──────── Teks yang Diberikan ────────
Judul tulisan ini sebenarnya merupakan potongan ayat 187 dari surah Al-Baqarah: ثم أتموا الصيام إلى الليل (Kemudian sempurnakanlah puasa kalian hingga malam). Ayat tersebut dengan jelas menggunakan kata al-lail (malam). Apakah memang mayoritas umat Islam menganggap lail sama dengan ghurub (terbenam) atau ada perbedaan memahami ghurub?
Mega Merah Langit yang Masih Nampak

Rasulullah saw. bersabda, “Bila malam (al-lail) telah datang dari arah sini (timur) dan siang telah pergi dari arah sini (barat) dan telah tenggelam (gharabati) matahari, maka sungguh orang puasa telah berbuka.” (HR. Bukhari). Artinya, matahari harus benar-benar tenggelam dengan sempurna hingga disebut sebagai malam. Tapi apa yang terjadi sekarang, banyak yang sudah berbuka ketika langit masih cerah.
────────
| Tujuan Tugas 1 |
Salin tanpa perubahan bagian teks tentang waktu berbuka puasa dari "Judul tulisan ini" sampai "langit masih cerah.".
| Tujuan Tugas 2 |
Tuliskan lanjutan teks tentang waktu berbuka puasa, dimulai setelah kalimat terakhirnya.
Daftar di bawah ini adalah bahan tersendiri yang terpisah dari teks tersebut.
──────── Isi Daftar ────────
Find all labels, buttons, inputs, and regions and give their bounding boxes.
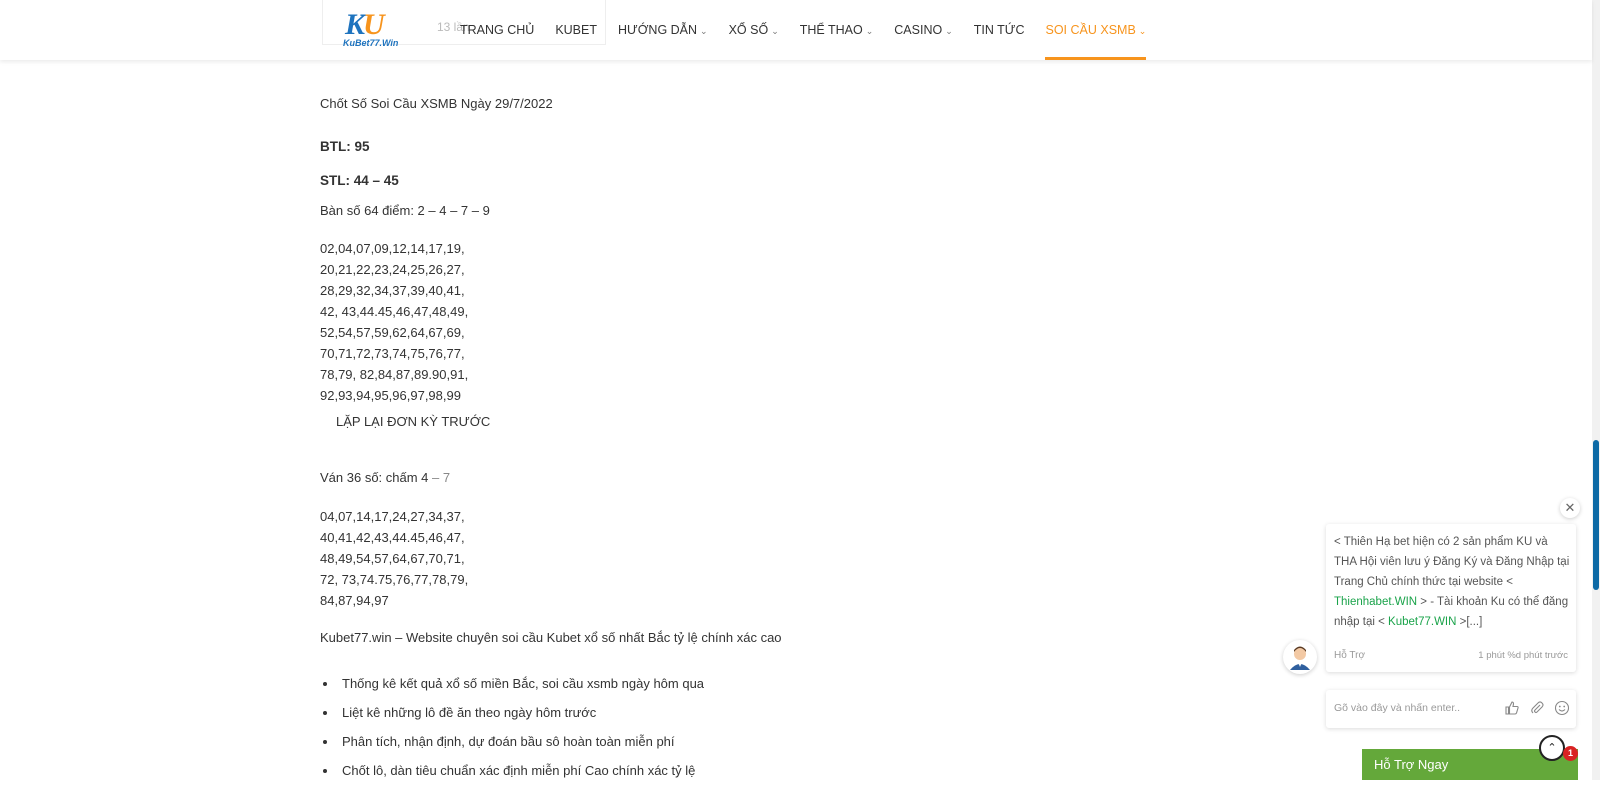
────────
| Hasil Latihan 1 |
Judul tulisan ini sebenarnya merupakan potongan ayat 187 dari surah Al-Baqarah: ثم أتموا الصيام إلى الليل (Kemudian sempurnakanlah puasa kalian hingga malam). Ayat tersebut dengan jelas menggunakan kata al-lail (malam). Apakah memang mayoritas umat Islam menganggap lail sama dengan ghurub (terbenam) atau ada perbedaan memahami ghurub?
Mega Merah Langit yang Masih Nampak

Rasulullah saw. bersabda, “Bila malam (al-lail) telah datang dari arah sini (timur) dan siang telah pergi dari arah sini (barat) dan telah tenggelam (gharabati) matahari, maka sungguh orang puasa telah berbuka.” (HR. Bukhari). Artinya, matahari harus benar-benar tenggelam dengan sempurna hingga disebut sebagai malam. Tapi apa yang terjadi sekarang, banyak yang sudah berbuka ketika langit masih cerah.

| Hasil Latihan 2 |
Sedangkan pemahaman ahlulbait dalam Fiqh Al-Imâm Ja’far, Imam Ash-Shadiq as. berkata, “Waktu Magrib adalah bila mega merah telah hilang dari ufuk timur… hal itu karena ufuk timur lebih tinggi daripada ufuk barat.” Imam, sambil mengangkat tangan kanannya di atas tangan kirinya, berkata, “Apabila matahari terbenam di sebelah sana maka hilanglah mega merah di sebelah sini.”

Dengan terbenamnya matahari, benar Magrib sudah masuk. Tapi, keterbenaman ini tidak dapat diketahui hanya dengan hilangnya bola matahari dari pandangan mata, melainkan dengan naiknya mega merah di ufuk timur, karena ufuk timur lebih tinggi daripada ufuk barat. Mega merah di ufuk timur itu sebenarnya merupakan bias cahaya matahari. Semakin dalam terbenam, semakin hilang bias itu.

Tentang tuduhan bahwa Syiah menunda Magrib sampai bintang-bintang bermunculan adalah fitnah semata, sebagaimana ribuan fitnah lain telah menimpa Syiah. Imam Shadiq as. pernah diberitahu bahwa penduduk Irak menunda Magrib sampai bintang-bintang bertebaran. Imam as berkata, “Ini adalah perbuatan musuh Allah, Abul Khattab.” Wallahualam.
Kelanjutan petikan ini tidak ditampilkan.